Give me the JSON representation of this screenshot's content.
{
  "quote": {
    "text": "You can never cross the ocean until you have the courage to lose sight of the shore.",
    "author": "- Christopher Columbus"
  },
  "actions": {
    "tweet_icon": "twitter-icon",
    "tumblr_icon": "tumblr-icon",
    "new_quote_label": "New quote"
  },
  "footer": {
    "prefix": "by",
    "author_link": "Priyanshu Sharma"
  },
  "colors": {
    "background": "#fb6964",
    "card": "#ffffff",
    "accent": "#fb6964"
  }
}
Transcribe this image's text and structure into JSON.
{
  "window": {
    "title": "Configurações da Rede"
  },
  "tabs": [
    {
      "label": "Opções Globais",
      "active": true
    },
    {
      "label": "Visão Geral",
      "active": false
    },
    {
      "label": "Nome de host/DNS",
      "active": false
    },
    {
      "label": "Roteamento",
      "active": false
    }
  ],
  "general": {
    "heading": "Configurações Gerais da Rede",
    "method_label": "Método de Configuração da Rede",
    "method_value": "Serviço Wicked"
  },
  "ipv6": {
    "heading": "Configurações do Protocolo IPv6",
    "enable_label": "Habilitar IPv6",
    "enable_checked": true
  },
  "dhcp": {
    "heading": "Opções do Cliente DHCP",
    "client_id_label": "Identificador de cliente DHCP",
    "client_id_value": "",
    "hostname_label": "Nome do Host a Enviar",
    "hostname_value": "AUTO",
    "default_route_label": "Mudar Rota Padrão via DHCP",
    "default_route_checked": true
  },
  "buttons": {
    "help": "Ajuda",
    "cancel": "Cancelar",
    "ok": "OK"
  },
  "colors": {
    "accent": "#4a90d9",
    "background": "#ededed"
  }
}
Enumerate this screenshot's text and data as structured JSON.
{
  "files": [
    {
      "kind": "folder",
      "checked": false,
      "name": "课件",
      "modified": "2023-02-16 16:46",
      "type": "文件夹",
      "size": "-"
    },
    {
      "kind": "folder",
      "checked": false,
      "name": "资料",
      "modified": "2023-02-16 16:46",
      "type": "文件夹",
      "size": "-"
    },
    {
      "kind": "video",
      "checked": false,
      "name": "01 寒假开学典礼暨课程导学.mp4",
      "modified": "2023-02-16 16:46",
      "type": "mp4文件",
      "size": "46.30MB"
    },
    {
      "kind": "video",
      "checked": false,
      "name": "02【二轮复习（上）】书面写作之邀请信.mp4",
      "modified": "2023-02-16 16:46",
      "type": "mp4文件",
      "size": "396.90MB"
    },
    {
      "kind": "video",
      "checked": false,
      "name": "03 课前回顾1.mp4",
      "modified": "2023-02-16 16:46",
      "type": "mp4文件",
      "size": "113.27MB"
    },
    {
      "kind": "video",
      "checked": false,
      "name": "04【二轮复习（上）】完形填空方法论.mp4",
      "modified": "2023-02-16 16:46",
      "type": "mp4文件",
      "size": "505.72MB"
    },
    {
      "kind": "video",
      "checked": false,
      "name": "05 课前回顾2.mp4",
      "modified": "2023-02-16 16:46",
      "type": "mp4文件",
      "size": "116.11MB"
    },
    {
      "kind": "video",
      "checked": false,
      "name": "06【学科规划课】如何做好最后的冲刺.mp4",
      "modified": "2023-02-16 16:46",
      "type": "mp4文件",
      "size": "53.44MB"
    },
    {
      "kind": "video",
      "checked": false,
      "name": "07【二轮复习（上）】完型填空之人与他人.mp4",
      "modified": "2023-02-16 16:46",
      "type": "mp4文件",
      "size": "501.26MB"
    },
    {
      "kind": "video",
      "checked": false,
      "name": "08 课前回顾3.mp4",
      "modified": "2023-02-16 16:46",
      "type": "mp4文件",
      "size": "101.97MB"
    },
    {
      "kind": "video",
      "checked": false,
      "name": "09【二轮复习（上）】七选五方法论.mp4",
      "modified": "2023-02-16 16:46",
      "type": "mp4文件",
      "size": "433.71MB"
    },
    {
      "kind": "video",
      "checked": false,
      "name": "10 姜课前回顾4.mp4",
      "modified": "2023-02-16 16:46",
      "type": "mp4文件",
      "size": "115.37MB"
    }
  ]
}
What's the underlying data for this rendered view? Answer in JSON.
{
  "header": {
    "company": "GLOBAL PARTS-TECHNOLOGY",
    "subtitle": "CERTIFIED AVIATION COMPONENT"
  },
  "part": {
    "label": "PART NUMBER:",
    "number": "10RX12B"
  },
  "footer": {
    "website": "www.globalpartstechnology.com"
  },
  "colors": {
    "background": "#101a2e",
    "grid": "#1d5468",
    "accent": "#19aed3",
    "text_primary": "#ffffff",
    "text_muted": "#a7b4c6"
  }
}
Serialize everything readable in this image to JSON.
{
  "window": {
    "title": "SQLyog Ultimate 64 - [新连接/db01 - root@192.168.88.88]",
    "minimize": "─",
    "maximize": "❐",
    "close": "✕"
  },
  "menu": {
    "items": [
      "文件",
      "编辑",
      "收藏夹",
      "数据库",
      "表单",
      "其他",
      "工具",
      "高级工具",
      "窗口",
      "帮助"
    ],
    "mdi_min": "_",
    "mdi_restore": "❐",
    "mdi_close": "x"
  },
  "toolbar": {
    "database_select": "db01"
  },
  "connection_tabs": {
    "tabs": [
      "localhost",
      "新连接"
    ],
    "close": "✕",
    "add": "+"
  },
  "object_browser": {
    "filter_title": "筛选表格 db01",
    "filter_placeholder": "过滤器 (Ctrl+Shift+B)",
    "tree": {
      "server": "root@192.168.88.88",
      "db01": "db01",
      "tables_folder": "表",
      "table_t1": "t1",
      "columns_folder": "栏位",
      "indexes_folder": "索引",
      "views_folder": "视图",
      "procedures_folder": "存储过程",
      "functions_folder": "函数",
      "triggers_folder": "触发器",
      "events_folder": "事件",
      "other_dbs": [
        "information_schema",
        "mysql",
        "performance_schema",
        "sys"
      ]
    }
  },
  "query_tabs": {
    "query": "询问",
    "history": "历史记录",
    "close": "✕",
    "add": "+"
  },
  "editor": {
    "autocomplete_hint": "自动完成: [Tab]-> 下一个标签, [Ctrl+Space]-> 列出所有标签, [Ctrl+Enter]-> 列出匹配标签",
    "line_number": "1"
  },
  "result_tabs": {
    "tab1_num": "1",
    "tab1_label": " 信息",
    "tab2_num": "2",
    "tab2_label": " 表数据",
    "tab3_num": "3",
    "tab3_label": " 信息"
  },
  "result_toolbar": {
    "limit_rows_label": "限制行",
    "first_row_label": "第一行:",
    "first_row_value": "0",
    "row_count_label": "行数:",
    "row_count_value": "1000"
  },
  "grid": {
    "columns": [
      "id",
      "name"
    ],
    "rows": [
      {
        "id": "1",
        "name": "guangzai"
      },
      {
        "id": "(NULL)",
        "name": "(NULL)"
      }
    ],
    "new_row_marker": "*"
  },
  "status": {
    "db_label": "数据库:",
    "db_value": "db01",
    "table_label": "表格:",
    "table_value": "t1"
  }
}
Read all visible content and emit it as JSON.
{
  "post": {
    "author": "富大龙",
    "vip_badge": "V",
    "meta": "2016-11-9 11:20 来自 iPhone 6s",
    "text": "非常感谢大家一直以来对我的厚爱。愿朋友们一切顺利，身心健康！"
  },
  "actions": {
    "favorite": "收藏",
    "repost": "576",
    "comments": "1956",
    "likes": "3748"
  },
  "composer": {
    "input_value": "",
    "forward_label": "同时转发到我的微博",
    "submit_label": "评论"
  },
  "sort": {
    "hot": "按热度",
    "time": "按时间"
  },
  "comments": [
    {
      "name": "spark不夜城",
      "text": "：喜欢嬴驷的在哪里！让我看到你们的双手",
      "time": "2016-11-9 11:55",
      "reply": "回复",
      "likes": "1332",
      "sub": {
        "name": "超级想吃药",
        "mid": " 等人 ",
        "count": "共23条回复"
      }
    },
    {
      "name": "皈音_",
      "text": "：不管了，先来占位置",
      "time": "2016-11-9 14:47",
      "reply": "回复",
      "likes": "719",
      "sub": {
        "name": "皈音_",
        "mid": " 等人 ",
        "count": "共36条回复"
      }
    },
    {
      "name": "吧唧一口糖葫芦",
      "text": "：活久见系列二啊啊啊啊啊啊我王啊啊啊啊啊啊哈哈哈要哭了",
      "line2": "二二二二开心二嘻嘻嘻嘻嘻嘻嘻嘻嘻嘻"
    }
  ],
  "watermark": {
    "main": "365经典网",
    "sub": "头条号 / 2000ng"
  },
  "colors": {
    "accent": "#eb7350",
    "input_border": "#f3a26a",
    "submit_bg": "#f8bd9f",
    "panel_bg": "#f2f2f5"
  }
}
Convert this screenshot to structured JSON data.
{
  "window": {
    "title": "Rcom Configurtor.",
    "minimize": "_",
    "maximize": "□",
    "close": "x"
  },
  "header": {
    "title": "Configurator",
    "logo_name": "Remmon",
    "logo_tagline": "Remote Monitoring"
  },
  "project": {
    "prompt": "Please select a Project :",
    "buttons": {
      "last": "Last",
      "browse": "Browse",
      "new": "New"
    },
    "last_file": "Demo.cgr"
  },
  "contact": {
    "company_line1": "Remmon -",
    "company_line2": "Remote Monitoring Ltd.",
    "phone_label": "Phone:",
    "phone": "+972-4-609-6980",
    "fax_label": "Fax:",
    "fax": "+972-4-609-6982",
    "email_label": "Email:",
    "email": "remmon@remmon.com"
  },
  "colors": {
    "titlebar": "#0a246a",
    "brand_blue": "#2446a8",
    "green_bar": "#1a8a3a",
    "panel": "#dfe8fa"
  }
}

— Your objective —
Find all lines where the word "this" appears. Copy them.

— Task response —
Give me the JSON representation of this screenshot's content.
Transcribe this image's text and structure into JSON.
Enumerate this screenshot's text and data as structured JSON.
What's the underlying data for this rendered view? Answer in JSON.
Serialize everything readable in this image to JSON.
Convert this screenshot to structured JSON data.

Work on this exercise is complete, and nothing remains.